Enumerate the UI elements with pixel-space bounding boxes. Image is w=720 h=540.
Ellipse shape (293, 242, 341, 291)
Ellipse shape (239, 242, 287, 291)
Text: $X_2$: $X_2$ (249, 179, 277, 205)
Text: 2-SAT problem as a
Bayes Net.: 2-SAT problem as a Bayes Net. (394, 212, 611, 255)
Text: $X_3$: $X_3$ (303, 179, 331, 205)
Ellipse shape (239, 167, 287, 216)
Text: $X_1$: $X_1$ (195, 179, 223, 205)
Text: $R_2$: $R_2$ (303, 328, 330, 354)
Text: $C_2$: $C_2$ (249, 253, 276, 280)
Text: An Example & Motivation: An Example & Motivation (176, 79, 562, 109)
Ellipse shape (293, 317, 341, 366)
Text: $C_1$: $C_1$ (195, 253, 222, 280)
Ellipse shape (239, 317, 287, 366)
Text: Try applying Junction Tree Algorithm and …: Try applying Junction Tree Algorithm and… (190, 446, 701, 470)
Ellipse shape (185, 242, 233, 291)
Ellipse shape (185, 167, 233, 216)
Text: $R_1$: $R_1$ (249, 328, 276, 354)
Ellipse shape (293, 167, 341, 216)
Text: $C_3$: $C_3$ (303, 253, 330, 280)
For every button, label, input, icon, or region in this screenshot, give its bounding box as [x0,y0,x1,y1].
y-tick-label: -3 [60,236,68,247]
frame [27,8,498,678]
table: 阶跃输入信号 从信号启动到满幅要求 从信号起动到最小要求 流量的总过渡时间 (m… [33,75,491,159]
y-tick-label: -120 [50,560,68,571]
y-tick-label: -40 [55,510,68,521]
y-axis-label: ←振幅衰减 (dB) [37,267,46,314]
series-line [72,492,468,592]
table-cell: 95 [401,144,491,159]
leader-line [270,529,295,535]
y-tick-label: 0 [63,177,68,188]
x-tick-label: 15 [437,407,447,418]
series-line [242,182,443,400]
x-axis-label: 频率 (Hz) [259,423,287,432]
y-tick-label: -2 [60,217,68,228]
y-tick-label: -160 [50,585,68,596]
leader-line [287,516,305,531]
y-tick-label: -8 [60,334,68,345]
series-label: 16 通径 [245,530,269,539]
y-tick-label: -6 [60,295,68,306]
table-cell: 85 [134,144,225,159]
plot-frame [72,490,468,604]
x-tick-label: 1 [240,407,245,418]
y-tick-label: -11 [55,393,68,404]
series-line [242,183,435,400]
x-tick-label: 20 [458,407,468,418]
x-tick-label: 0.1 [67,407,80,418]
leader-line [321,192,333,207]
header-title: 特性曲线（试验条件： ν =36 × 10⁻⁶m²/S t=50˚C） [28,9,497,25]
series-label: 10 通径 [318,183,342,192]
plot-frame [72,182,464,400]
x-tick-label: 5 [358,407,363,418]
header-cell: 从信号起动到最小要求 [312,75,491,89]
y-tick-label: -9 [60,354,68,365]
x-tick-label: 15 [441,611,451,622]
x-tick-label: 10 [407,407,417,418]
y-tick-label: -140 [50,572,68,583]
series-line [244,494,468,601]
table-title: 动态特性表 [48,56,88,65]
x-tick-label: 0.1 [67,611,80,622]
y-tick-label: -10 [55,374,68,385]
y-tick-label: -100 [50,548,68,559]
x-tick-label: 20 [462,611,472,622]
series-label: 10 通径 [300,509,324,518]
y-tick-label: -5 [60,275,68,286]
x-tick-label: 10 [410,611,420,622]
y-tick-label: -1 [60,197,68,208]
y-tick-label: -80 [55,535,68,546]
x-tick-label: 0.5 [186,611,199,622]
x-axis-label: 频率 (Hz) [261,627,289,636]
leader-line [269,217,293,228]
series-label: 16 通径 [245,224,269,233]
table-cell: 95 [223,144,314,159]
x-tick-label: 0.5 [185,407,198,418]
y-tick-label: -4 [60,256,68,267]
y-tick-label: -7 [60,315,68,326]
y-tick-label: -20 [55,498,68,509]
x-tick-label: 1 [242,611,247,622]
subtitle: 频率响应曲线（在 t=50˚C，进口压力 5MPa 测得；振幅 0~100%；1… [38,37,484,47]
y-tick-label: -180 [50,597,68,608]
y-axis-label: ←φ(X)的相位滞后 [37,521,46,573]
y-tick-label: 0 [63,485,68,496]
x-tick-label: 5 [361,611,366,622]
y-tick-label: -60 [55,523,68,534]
################
Can you set out every line from both entries above as a single numbered list, omitting any blank lines?

--- FULL OUTPUT ---
1. Enumerate the UI elements with pixel-space bounding boxes. Image is w=720 h=540.
2. Ellipse shape (293, 242, 341, 291)
3. Ellipse shape (239, 242, 287, 291)
4. Text: $X_2$: $X_2$ (249, 179, 277, 205)
5. Text: 2-SAT problem as a
6. Bayes Net.: 2-SAT problem as a Bayes Net. (394, 212, 611, 255)
7. Text: $X_3$: $X_3$ (303, 179, 331, 205)
8. Ellipse shape (239, 167, 287, 216)
9. Text: $X_1$: $X_1$ (195, 179, 223, 205)
10. Text: $R_2$: $R_2$ (303, 328, 330, 354)
11. Text: $C_2$: $C_2$ (249, 253, 276, 280)
12. Text: An Example & Motivation: An Example & Motivation (176, 79, 562, 109)
13. Ellipse shape (293, 317, 341, 366)
14. Text: $C_1$: $C_1$ (195, 253, 222, 280)
15. Ellipse shape (239, 317, 287, 366)
16. Text: Try applying Junction Tree Algorithm and …: Try applying Junction Tree Algorithm and… (190, 446, 701, 470)
17. Ellipse shape (185, 242, 233, 291)
18. Ellipse shape (185, 167, 233, 216)
19. Text: $R_1$: $R_1$ (249, 328, 276, 354)
20. Ellipse shape (293, 167, 341, 216)
21. Text: $C_3$: $C_3$ (303, 253, 330, 280)
22. For every button, label, input, icon, or region in this screenshot, give its bounding box as [x0,y0,x1,y1].
23. y-tick-label: -3 [60,236,68,247]
24. frame [27,8,498,678]
25. table: 阶跃输入信号 从信号启动到满幅要求 从信号起动到最小要求 流量的总过渡时间 (m… [33,75,491,159]
26. y-tick-label: -120 [50,560,68,571]
27. y-tick-label: -40 [55,510,68,521]
28. y-axis-label: ←振幅衰减 (dB) [37,267,46,314]
29. series-line [72,492,468,592]
30. table-cell: 95 [401,144,491,159]
31. leader-line [270,529,295,535]
32. y-tick-label: 0 [63,177,68,188]
33. x-tick-label: 15 [437,407,447,418]
34. series-line [242,182,443,400]
35. x-axis-label: 频率 (Hz) [259,423,287,432]
36. y-tick-label: -2 [60,217,68,228]
37. y-tick-label: -160 [50,585,68,596]
38. leader-line [287,516,305,531]
39. y-tick-label: -8 [60,334,68,345]
40. series-label: 16 通径 [245,530,269,539]
41. y-tick-label: -6 [60,295,68,306]
42. table-cell: 85 [134,144,225,159]
43. plot-frame [72,490,468,604]
44. x-tick-label: 1 [240,407,245,418]
45. y-tick-label: -11 [55,393,68,404]
46. series-line [242,183,435,400]
47. x-tick-label: 20 [458,407,468,418]
48. x-tick-label: 0.1 [67,407,80,418]
49. leader-line [321,192,333,207]
50. header-title: 特性曲线（试验条件： ν =36 × 10⁻⁶m²/S t=50˚C） [28,9,497,25]
51. series-label: 10 通径 [318,183,342,192]
52. plot-frame [72,182,464,400]
53. x-tick-label: 5 [358,407,363,418]
54. header-cell: 从信号起动到最小要求 [312,75,491,89]
55. y-tick-label: -9 [60,354,68,365]
56. x-tick-label: 15 [441,611,451,622]
57. x-tick-label: 10 [407,407,417,418]
58. y-tick-label: -140 [50,572,68,583]
59. series-line [244,494,468,601]
60. table-title: 动态特性表 [48,56,88,65]
61. x-tick-label: 0.1 [67,611,80,622]
62. y-tick-label: -10 [55,374,68,385]
63. y-tick-label: -100 [50,548,68,559]
64. x-tick-label: 20 [462,611,472,622]
65. series-label: 10 通径 [300,509,324,518]
66. y-tick-label: -5 [60,275,68,286]
67. x-tick-label: 10 [410,611,420,622]
68. y-tick-label: -1 [60,197,68,208]
69. y-tick-label: -80 [55,535,68,546]
70. x-tick-label: 0.5 [186,611,199,622]
71. x-axis-label: 频率 (Hz) [261,627,289,636]
72. leader-line [269,217,293,228]
73. series-label: 16 通径 [245,224,269,233]
74. table-cell: 95 [223,144,314,159]
75. x-tick-label: 0.5 [185,407,198,418]
76. y-tick-label: -4 [60,256,68,267]
77. y-tick-label: -7 [60,315,68,326]
78. y-tick-label: -20 [55,498,68,509]
79. x-tick-label: 1 [242,611,247,622]
80. subtitle: 频率响应曲线（在 t=50˚C，进口压力 5MPa 测得；振幅 0~100%；1… [38,37,484,47]
81. y-tick-label: -180 [50,597,68,608]
82. y-axis-label: ←φ(X)的相位滞后 [37,521,46,573]
83. y-tick-label: 0 [63,485,68,496]
84. x-tick-label: 5 [361,611,366,622]
85. y-tick-label: -60 [55,523,68,534]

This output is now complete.